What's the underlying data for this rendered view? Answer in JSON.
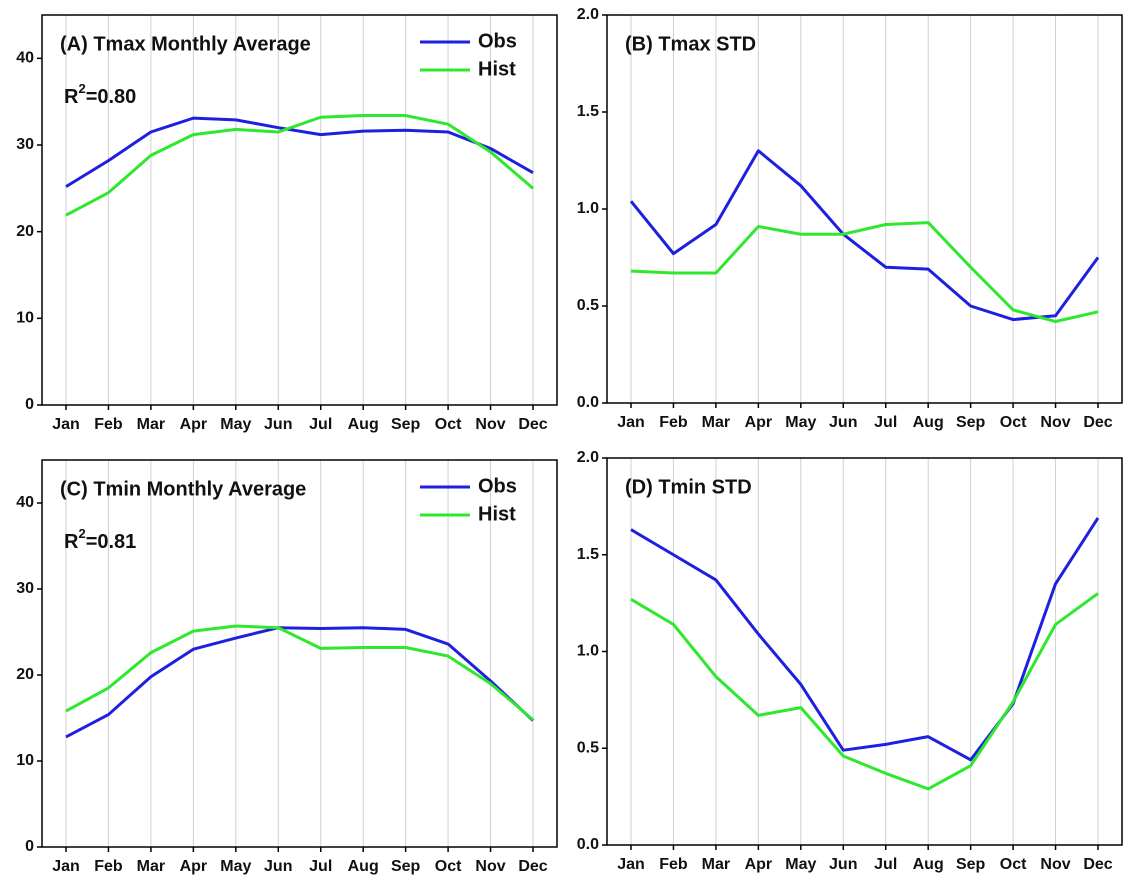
{
  "chart_data": [
    {
      "type": "line",
      "title": "(A) Tmax Monthly Average",
      "annotation": [
        "R",
        "2",
        "=0.80"
      ],
      "categories": [
        "Jan",
        "Feb",
        "Mar",
        "Apr",
        "May",
        "Jun",
        "Jul",
        "Aug",
        "Sep",
        "Oct",
        "Nov",
        "Dec"
      ],
      "series": [
        {
          "name": "Obs",
          "color": "#1f1fe0",
          "values": [
            25.2,
            28.2,
            31.5,
            33.1,
            32.9,
            32.0,
            31.2,
            31.6,
            31.7,
            31.5,
            29.6,
            26.8
          ]
        },
        {
          "name": "Hist",
          "color": "#2ee82e",
          "values": [
            21.9,
            24.5,
            28.8,
            31.2,
            31.8,
            31.5,
            33.2,
            33.4,
            33.4,
            32.4,
            29.2,
            25.0
          ]
        }
      ],
      "ylim": [
        0,
        45
      ],
      "yticks": [
        0,
        10,
        20,
        30,
        40
      ],
      "grid": "x",
      "legend": "upper right"
    },
    {
      "type": "line",
      "title": "(B) Tmax STD",
      "categories": [
        "Jan",
        "Feb",
        "Mar",
        "Apr",
        "May",
        "Jun",
        "Jul",
        "Aug",
        "Sep",
        "Oct",
        "Nov",
        "Dec"
      ],
      "series": [
        {
          "color": "#1f1fe0",
          "values": [
            1.04,
            0.77,
            0.92,
            1.3,
            1.12,
            0.87,
            0.7,
            0.69,
            0.5,
            0.43,
            0.45,
            0.75
          ]
        },
        {
          "color": "#2ee82e",
          "values": [
            0.68,
            0.67,
            0.67,
            0.91,
            0.87,
            0.87,
            0.92,
            0.93,
            0.7,
            0.48,
            0.42,
            0.47
          ]
        }
      ],
      "ylim": [
        0,
        2
      ],
      "yticks": [
        {
          "value": 0,
          "label": "0.0"
        },
        0.5,
        {
          "value": 1,
          "label": "1.0"
        },
        1.5,
        {
          "value": 2,
          "label": "2.0"
        }
      ],
      "grid": "x"
    },
    {
      "type": "line",
      "title": "(C) Tmin Monthly Average",
      "annotation": [
        "R",
        "2",
        "=0.81"
      ],
      "categories": [
        "Jan",
        "Feb",
        "Mar",
        "Apr",
        "May",
        "Jun",
        "Jul",
        "Aug",
        "Sep",
        "Oct",
        "Nov",
        "Dec"
      ],
      "series": [
        {
          "name": "Obs",
          "color": "#1f1fe0",
          "values": [
            12.8,
            15.4,
            19.8,
            23.0,
            24.3,
            25.5,
            25.4,
            25.5,
            25.3,
            23.6,
            19.3,
            14.7
          ]
        },
        {
          "name": "Hist",
          "color": "#2ee82e",
          "values": [
            15.8,
            18.5,
            22.6,
            25.1,
            25.7,
            25.5,
            23.1,
            23.2,
            23.2,
            22.2,
            19.0,
            14.8
          ]
        }
      ],
      "ylim": [
        0,
        45
      ],
      "yticks": [
        0,
        10,
        20,
        30,
        40
      ],
      "grid": "x",
      "legend": "upper right"
    },
    {
      "type": "line",
      "title": "(D) Tmin STD",
      "categories": [
        "Jan",
        "Feb",
        "Mar",
        "Apr",
        "May",
        "Jun",
        "Jul",
        "Aug",
        "Sep",
        "Oct",
        "Nov",
        "Dec"
      ],
      "series": [
        {
          "color": "#1f1fe0",
          "values": [
            1.63,
            1.5,
            1.37,
            1.09,
            0.83,
            0.49,
            0.52,
            0.56,
            0.44,
            0.73,
            1.35,
            1.69
          ]
        },
        {
          "color": "#2ee82e",
          "values": [
            1.27,
            1.14,
            0.87,
            0.67,
            0.71,
            0.46,
            0.37,
            0.29,
            0.41,
            0.74,
            1.14,
            1.3
          ]
        }
      ],
      "ylim": [
        0,
        2
      ],
      "yticks": [
        {
          "value": 0,
          "label": "0.0"
        },
        0.5,
        {
          "value": 1,
          "label": "1.0"
        },
        1.5,
        {
          "value": 2,
          "label": "2.0"
        }
      ],
      "grid": "x"
    }
  ]
}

########################################

● **GOAL OF THE EXERCISE**
Pictures don't belong in the copy. Transcribe every record exactly as it appears.

● **SOLUTION FOR THIS EXERCISE**
What's the underlying data for this rendered view? Answer in JSON.
{
  "chart_data": [
    {
      "type": "line",
      "title": "(A) Tmax Monthly Average",
      "annotation": [
        "R",
        "2",
        "=0.80"
      ],
      "categories": [
        "Jan",
        "Feb",
        "Mar",
        "Apr",
        "May",
        "Jun",
        "Jul",
        "Aug",
        "Sep",
        "Oct",
        "Nov",
        "Dec"
      ],
      "series": [
        {
          "name": "Obs",
          "color": "#1f1fe0",
          "values": [
            25.2,
            28.2,
            31.5,
            33.1,
            32.9,
            32.0,
            31.2,
            31.6,
            31.7,
            31.5,
            29.6,
            26.8
          ]
        },
        {
          "name": "Hist",
          "color": "#2ee82e",
          "values": [
            21.9,
            24.5,
            28.8,
            31.2,
            31.8,
            31.5,
            33.2,
            33.4,
            33.4,
            32.4,
            29.2,
            25.0
          ]
        }
      ],
      "ylim": [
        0,
        45
      ],
      "yticks": [
        0,
        10,
        20,
        30,
        40
      ],
      "grid": "x",
      "legend": "upper right"
    },
    {
      "type": "line",
      "title": "(B) Tmax STD",
      "categories": [
        "Jan",
        "Feb",
        "Mar",
        "Apr",
        "May",
        "Jun",
        "Jul",
        "Aug",
        "Sep",
        "Oct",
        "Nov",
        "Dec"
      ],
      "series": [
        {
          "color": "#1f1fe0",
          "values": [
            1.04,
            0.77,
            0.92,
            1.3,
            1.12,
            0.87,
            0.7,
            0.69,
            0.5,
            0.43,
            0.45,
            0.75
          ]
        },
        {
          "color": "#2ee82e",
          "values": [
            0.68,
            0.67,
            0.67,
            0.91,
            0.87,
            0.87,
            0.92,
            0.93,
            0.7,
            0.48,
            0.42,
            0.47
          ]
        }
      ],
      "ylim": [
        0,
        2
      ],
      "yticks": [
        {
          "value": 0,
          "label": "0.0"
        },
        0.5,
        {
          "value": 1,
          "label": "1.0"
        },
        1.5,
        {
          "value": 2,
          "label": "2.0"
        }
      ],
      "grid": "x"
    },
    {
      "type": "line",
      "title": "(C) Tmin Monthly Average",
      "annotation": [
        "R",
        "2",
        "=0.81"
      ],
      "categories": [
        "Jan",
        "Feb",
        "Mar",
        "Apr",
        "May",
        "Jun",
        "Jul",
        "Aug",
        "Sep",
        "Oct",
        "Nov",
        "Dec"
      ],
      "series": [
        {
          "name": "Obs",
          "color": "#1f1fe0",
          "values": [
            12.8,
            15.4,
            19.8,
            23.0,
            24.3,
            25.5,
            25.4,
            25.5,
            25.3,
            23.6,
            19.3,
            14.7
          ]
        },
        {
          "name": "Hist",
          "color": "#2ee82e",
          "values": [
            15.8,
            18.5,
            22.6,
            25.1,
            25.7,
            25.5,
            23.1,
            23.2,
            23.2,
            22.2,
            19.0,
            14.8
          ]
        }
      ],
      "ylim": [
        0,
        45
      ],
      "yticks": [
        0,
        10,
        20,
        30,
        40
      ],
      "grid": "x",
      "legend": "upper right"
    },
    {
      "type": "line",
      "title": "(D) Tmin STD",
      "categories": [
        "Jan",
        "Feb",
        "Mar",
        "Apr",
        "May",
        "Jun",
        "Jul",
        "Aug",
        "Sep",
        "Oct",
        "Nov",
        "Dec"
      ],
      "series": [
        {
          "color": "#1f1fe0",
          "values": [
            1.63,
            1.5,
            1.37,
            1.09,
            0.83,
            0.49,
            0.52,
            0.56,
            0.44,
            0.73,
            1.35,
            1.69
          ]
        },
        {
          "color": "#2ee82e",
          "values": [
            1.27,
            1.14,
            0.87,
            0.67,
            0.71,
            0.46,
            0.37,
            0.29,
            0.41,
            0.74,
            1.14,
            1.3
          ]
        }
      ],
      "ylim": [
        0,
        2
      ],
      "yticks": [
        {
          "value": 0,
          "label": "0.0"
        },
        0.5,
        {
          "value": 1,
          "label": "1.0"
        },
        1.5,
        {
          "value": 2,
          "label": "2.0"
        }
      ],
      "grid": "x"
    }
  ]
}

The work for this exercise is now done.